>> BEGIN Material for this exercise
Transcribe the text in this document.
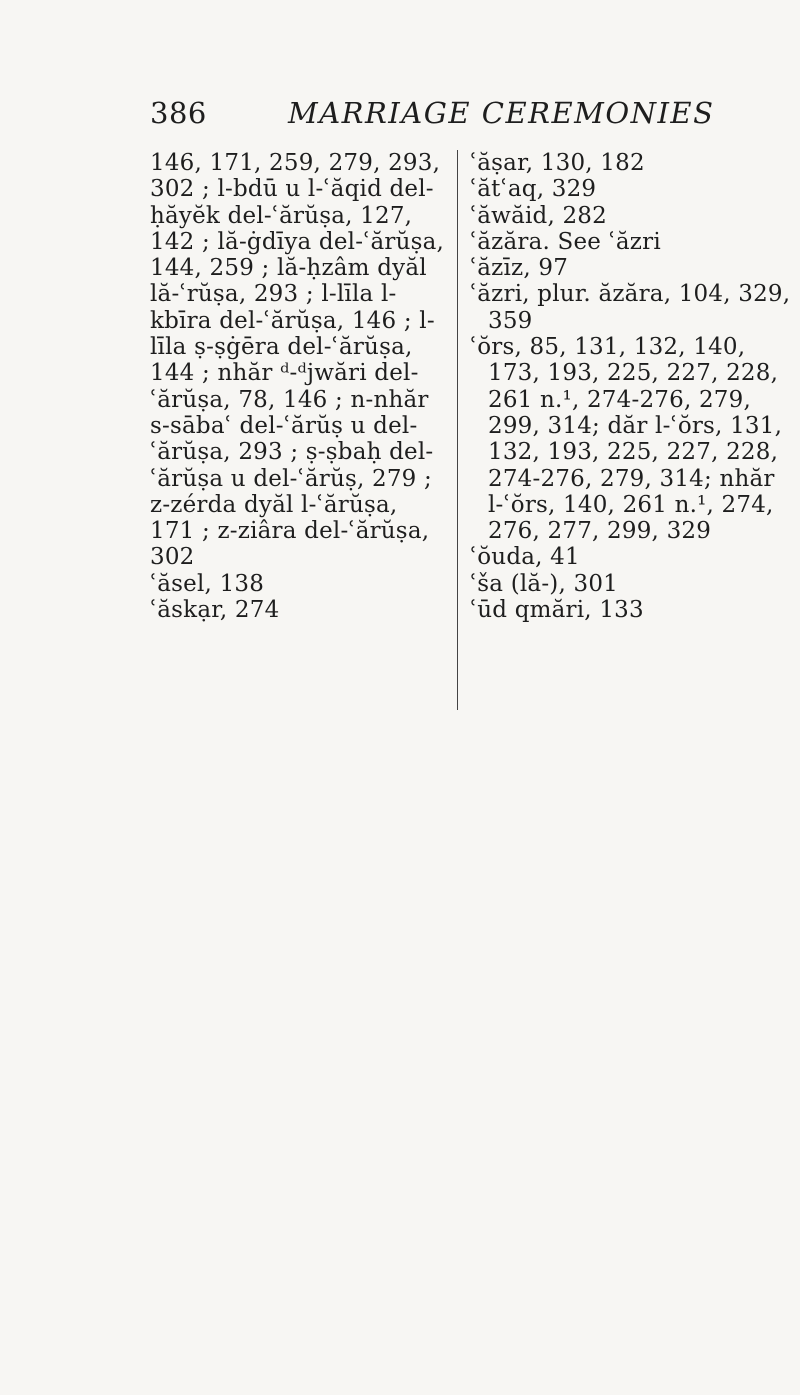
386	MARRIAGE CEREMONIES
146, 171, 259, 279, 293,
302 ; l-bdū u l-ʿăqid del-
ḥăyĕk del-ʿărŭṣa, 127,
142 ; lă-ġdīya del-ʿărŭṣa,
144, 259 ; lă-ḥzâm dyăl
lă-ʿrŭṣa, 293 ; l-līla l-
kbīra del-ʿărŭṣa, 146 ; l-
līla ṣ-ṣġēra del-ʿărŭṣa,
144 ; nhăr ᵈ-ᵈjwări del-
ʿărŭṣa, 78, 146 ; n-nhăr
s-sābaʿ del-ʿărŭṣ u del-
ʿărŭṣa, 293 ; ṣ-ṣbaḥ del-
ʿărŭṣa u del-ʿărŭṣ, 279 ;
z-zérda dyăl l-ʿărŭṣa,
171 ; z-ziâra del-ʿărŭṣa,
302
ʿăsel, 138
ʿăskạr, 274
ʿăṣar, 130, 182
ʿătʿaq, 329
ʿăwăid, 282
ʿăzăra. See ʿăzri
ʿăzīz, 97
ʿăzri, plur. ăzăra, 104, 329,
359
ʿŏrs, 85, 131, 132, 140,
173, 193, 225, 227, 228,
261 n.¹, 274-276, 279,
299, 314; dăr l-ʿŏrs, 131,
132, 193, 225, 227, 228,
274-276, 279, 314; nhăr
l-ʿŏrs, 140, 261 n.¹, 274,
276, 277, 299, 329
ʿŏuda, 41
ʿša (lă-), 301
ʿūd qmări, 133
>> END Material for this exercise
>> BEGIN Material for this exercise
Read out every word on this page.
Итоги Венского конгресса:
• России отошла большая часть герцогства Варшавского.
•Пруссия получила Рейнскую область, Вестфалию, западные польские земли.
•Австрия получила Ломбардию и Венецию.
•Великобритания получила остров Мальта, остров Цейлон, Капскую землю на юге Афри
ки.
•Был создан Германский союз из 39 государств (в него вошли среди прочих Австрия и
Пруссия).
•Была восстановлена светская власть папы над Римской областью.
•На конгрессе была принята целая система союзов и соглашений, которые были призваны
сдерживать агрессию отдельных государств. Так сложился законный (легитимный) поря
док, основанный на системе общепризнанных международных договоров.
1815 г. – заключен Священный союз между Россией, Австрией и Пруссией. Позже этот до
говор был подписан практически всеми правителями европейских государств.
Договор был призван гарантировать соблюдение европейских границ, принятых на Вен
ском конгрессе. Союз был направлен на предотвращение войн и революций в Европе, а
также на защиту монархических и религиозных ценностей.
>> END Material for this exercise
>> BEGIN Material for this exercise
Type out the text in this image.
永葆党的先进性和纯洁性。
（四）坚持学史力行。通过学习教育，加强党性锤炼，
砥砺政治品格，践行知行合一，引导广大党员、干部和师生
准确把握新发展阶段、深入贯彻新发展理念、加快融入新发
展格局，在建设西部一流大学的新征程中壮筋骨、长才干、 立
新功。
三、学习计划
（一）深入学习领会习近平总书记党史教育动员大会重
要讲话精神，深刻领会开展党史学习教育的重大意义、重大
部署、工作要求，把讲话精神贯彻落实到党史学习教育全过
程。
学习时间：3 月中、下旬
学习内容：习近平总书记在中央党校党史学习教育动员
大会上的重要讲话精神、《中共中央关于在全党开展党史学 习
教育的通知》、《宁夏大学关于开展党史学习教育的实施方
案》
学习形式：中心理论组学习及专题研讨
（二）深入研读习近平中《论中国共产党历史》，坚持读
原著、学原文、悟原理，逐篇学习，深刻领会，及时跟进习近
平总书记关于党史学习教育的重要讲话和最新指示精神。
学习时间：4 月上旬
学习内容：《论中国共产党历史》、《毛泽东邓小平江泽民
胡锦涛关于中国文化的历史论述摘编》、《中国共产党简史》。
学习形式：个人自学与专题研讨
>> END Material for this exercise
■ Exercise description:
Scan the records above for the string "ʿăzri", then report every line that contains it.

■ The response:
ʿăzăra. See ʿăzri
ʿăzri, plur. ăzăra, 104, 329,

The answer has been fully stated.